What the task asks: Show all lines from the data that include the word "ylabel".

Entries supplied:
=-=-=

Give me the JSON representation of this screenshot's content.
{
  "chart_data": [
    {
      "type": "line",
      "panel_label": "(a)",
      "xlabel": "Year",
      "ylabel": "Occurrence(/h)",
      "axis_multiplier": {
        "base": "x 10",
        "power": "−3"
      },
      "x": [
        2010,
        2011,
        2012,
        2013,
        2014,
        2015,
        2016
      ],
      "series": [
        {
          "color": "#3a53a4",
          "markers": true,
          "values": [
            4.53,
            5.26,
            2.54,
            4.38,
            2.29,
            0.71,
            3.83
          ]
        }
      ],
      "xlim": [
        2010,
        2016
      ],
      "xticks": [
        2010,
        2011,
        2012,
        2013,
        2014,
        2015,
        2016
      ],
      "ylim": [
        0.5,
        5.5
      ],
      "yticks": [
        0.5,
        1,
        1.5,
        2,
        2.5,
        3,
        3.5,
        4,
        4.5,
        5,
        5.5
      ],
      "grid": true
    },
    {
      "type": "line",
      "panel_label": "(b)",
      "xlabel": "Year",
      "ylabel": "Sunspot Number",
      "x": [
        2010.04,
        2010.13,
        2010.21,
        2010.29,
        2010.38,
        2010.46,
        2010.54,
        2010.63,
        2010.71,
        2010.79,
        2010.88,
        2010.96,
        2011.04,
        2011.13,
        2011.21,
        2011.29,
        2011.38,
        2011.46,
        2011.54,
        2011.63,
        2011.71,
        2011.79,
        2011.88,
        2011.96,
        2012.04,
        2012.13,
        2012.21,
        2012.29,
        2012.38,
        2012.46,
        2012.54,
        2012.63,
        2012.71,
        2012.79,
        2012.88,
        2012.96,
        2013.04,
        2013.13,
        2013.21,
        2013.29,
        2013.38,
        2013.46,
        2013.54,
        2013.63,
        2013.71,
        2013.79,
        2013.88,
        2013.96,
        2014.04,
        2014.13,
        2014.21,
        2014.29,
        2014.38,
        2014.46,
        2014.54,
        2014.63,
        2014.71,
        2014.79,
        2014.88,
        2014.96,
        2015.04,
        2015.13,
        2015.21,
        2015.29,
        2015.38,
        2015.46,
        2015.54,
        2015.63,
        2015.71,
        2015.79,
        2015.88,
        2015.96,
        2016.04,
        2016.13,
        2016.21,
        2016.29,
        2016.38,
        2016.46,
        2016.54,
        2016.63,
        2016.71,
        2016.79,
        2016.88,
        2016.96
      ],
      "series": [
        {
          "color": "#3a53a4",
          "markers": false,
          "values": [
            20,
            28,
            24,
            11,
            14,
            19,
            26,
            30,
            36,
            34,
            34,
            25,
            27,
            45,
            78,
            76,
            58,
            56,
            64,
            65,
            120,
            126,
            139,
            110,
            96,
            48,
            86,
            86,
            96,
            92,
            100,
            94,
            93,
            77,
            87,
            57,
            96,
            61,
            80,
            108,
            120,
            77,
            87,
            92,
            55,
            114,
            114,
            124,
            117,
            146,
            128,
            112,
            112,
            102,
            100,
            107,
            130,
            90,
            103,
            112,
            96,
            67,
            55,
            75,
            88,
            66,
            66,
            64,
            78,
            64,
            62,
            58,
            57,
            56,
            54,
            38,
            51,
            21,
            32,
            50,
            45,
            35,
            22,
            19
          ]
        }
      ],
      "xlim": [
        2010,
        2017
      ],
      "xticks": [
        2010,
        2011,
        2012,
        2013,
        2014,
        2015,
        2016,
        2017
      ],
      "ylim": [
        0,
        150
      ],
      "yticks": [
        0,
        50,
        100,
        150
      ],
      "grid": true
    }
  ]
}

=-=-=

Exercise solution:
      "ylabel": "Occurrence(/h)",
      "ylabel": "Sunspot Number",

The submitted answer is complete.